=== Goal ===
Show, in full, each line of the data that contains "sayısının".
:: Dataset ::
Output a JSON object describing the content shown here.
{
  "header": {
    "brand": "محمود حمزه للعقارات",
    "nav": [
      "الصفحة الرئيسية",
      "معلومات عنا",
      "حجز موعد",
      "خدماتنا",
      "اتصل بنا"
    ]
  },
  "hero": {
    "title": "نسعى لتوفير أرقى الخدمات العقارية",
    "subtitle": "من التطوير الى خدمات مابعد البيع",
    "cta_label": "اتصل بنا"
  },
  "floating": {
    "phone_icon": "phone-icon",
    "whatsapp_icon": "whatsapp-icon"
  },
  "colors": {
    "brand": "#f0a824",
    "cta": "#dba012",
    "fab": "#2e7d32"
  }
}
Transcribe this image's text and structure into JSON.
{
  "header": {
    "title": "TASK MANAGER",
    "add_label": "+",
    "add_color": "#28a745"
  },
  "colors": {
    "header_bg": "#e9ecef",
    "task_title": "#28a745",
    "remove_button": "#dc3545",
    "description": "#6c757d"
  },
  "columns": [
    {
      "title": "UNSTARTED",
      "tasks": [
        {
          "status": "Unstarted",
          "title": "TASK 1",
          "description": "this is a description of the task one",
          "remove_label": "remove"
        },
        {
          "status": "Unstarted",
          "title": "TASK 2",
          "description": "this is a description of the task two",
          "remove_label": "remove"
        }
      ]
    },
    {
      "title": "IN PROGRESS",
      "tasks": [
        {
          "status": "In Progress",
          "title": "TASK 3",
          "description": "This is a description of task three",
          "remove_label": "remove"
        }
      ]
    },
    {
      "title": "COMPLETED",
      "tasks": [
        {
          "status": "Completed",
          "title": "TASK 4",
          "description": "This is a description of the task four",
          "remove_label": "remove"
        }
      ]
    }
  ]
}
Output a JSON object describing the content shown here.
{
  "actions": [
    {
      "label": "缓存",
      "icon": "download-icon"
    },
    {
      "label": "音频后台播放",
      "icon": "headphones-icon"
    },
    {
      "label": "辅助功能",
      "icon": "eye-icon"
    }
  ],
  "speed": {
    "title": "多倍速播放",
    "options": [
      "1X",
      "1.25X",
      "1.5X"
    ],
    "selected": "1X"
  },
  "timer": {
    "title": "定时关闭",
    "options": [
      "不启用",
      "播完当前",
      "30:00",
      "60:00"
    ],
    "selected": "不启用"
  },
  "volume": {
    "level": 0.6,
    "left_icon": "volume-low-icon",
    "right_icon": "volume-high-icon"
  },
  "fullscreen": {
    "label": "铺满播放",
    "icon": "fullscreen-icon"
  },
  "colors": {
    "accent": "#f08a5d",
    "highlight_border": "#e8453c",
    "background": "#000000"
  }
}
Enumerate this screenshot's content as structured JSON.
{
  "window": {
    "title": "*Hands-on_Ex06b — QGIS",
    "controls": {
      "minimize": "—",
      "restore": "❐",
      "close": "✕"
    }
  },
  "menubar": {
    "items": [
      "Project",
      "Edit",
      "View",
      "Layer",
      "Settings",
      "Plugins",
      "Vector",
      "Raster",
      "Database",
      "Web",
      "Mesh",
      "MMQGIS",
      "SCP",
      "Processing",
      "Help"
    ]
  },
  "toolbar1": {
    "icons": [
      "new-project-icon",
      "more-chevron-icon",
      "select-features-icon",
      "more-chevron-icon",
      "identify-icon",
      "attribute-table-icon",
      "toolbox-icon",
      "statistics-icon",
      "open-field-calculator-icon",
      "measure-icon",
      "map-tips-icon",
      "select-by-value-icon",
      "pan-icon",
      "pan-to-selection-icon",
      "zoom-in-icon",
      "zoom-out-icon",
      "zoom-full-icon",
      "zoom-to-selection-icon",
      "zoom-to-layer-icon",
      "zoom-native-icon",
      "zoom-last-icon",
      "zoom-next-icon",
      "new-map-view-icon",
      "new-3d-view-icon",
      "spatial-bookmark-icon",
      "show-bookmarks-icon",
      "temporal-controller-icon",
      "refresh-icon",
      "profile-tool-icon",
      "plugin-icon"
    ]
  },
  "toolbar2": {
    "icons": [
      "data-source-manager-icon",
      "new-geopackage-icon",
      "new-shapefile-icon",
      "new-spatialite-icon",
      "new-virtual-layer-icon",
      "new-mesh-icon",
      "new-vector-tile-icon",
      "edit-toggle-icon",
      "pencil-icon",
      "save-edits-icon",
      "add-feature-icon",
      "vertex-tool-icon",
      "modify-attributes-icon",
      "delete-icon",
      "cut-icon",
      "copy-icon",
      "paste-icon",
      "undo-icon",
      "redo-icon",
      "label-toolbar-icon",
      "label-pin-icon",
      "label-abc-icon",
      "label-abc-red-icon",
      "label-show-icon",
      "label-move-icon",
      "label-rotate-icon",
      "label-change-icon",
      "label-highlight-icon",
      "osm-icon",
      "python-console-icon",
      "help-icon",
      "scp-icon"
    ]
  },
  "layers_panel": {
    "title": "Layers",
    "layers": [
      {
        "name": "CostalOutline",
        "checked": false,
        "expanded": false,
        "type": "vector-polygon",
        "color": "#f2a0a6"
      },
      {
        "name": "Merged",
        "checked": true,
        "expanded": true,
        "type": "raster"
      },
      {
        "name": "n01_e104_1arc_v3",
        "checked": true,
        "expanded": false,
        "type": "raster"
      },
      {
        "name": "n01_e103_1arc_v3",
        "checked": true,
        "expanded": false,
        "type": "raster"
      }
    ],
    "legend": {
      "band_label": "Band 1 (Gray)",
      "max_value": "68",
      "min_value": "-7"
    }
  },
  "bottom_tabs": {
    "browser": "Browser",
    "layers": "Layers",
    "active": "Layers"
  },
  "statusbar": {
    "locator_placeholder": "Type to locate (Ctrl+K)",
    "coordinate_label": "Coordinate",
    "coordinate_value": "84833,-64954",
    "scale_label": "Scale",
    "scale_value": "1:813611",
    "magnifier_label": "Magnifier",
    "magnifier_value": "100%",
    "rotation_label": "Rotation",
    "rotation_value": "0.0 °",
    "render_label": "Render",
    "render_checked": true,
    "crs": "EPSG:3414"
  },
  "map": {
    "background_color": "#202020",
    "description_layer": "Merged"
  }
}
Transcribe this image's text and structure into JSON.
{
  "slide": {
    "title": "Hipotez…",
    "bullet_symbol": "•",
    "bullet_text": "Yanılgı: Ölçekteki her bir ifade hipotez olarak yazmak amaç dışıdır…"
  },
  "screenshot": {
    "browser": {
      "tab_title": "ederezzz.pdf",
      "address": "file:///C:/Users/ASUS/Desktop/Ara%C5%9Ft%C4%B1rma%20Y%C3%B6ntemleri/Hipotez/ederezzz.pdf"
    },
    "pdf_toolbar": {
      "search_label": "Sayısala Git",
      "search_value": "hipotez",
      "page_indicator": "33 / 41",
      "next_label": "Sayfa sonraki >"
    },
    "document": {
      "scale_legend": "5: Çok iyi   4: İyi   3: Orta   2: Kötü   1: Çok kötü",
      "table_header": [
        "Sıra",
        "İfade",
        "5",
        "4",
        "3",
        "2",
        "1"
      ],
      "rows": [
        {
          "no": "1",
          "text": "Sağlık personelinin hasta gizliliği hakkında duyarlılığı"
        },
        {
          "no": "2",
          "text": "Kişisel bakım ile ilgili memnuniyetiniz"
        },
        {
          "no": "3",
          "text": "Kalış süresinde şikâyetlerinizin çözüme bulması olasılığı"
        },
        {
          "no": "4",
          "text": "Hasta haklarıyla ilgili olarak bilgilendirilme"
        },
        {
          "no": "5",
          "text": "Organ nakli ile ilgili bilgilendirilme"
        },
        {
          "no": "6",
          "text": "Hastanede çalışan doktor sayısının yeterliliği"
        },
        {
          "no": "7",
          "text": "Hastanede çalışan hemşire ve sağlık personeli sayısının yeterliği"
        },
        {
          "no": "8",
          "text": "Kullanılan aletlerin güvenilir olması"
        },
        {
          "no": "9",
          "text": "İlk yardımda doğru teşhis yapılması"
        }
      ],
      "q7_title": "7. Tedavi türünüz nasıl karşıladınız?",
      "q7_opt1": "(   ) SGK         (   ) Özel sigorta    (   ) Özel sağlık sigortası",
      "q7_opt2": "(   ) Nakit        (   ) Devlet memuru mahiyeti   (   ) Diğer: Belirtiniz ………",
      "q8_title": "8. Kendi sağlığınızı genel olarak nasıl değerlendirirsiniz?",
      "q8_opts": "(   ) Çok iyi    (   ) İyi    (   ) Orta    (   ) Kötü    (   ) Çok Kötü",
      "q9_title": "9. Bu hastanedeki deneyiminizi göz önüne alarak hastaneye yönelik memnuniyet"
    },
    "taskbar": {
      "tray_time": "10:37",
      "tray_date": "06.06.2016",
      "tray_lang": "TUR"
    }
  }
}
:::
=== Reply to the task ===
          "text": "Hastanede çalışan doktor sayısının yeterliliği"
          "text": "Hastanede çalışan hemşire ve sağlık personeli sayısının yeterliği"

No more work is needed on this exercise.